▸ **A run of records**
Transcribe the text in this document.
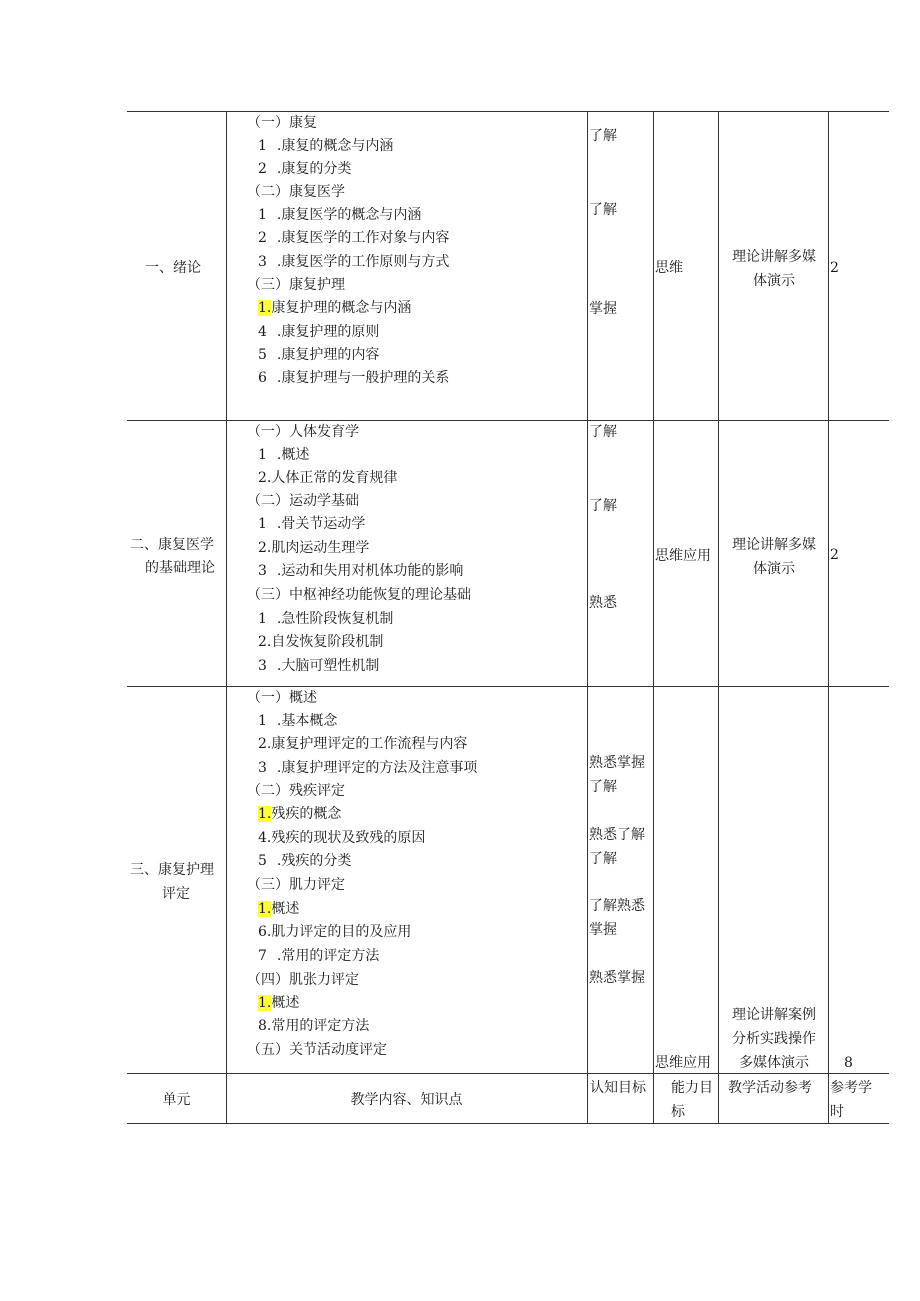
一、绪论
（一）康复
1 .康复的概念与内涵
2 .康复的分类
（二）康复医学
1 .康复医学的概念与内涵
2 .康复医学的工作对象与内容
3 .康复医学的工作原则与方式
（三）康复护理
1.康复护理的概念与内涵
4 .康复护理的原则
5 .康复护理的内容
6 .康复护理与一般护理的关系
了解
了解
掌握
思维
理论讲解多媒
体演示
2
二、康复医学
的基础理论
（一）人体发育学
1 .概述
2.人体正常的发育规律
（二）运动学基础
1 .骨关节运动学
2.肌肉运动生理学
3 .运动和失用对机体功能的影响
（三）中枢神经功能恢复的理论基础
1 .急性阶段恢复机制
2.自发恢复阶段机制
3 .大脑可塑性机制
了解
了解
熟悉
思维应用
理论讲解多媒
体演示
2
三、康复护理
评定
（一）概述
1 .基本概念
2.康复护理评定的工作流程与内容
3 .康复护理评定的方法及注意事项
（二）残疾评定
1.残疾的概念
4.残疾的现状及致残的原因
5 .残疾的分类
（三）肌力评定
1.概述
6.肌力评定的目的及应用
7 .常用的评定方法
（四）肌张力评定
1.概述
8.常用的评定方法
（五）关节活动度评定
熟悉掌握
了解
熟悉了解
了解
了解熟悉
掌握
熟悉掌握
思维应用
理论讲解案例
分析实践操作
多媒体演示	8
单元	教学内容、知识点
认知目标 能力目
标
教学活动参考 参考学
时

▸ **What you need to do**
Pictures in the records above should not be copied. Repeat everything else exactly.

▸ **Response to this exercise**
Transcribe the text in this document.
一、绪论
（一）康复
1 .康复的概念与内涵
2 .康复的分类
（二）康复医学
1 .康复医学的概念与内涵
2 .康复医学的工作对象与内容
3 .康复医学的工作原则与方式
（三）康复护理
1.康复护理的概念与内涵
4 .康复护理的原则
5 .康复护理的内容
6 .康复护理与一般护理的关系
了解
了解
掌握
思维
理论讲解多媒
体演示
2
二、康复医学
的基础理论
（一）人体发育学
1 .概述
2.人体正常的发育规律
（二）运动学基础
1 .骨关节运动学
2.肌肉运动生理学
3 .运动和失用对机体功能的影响
（三）中枢神经功能恢复的理论基础
1 .急性阶段恢复机制
2.自发恢复阶段机制
3 .大脑可塑性机制
了解
了解
熟悉
思维应用
理论讲解多媒
体演示
2
三、康复护理
评定
（一）概述
1 .基本概念
2.康复护理评定的工作流程与内容
3 .康复护理评定的方法及注意事项
（二）残疾评定
1.残疾的概念
4.残疾的现状及致残的原因
5 .残疾的分类
（三）肌力评定
1.概述
6.肌力评定的目的及应用
7 .常用的评定方法
（四）肌张力评定
1.概述
8.常用的评定方法
（五）关节活动度评定
熟悉掌握
了解
熟悉了解
了解
了解熟悉
掌握
熟悉掌握
思维应用
理论讲解案例
分析实践操作
多媒体演示	8
单元	教学内容、知识点
认知目标 能力目
标
教学活动参考 参考学
时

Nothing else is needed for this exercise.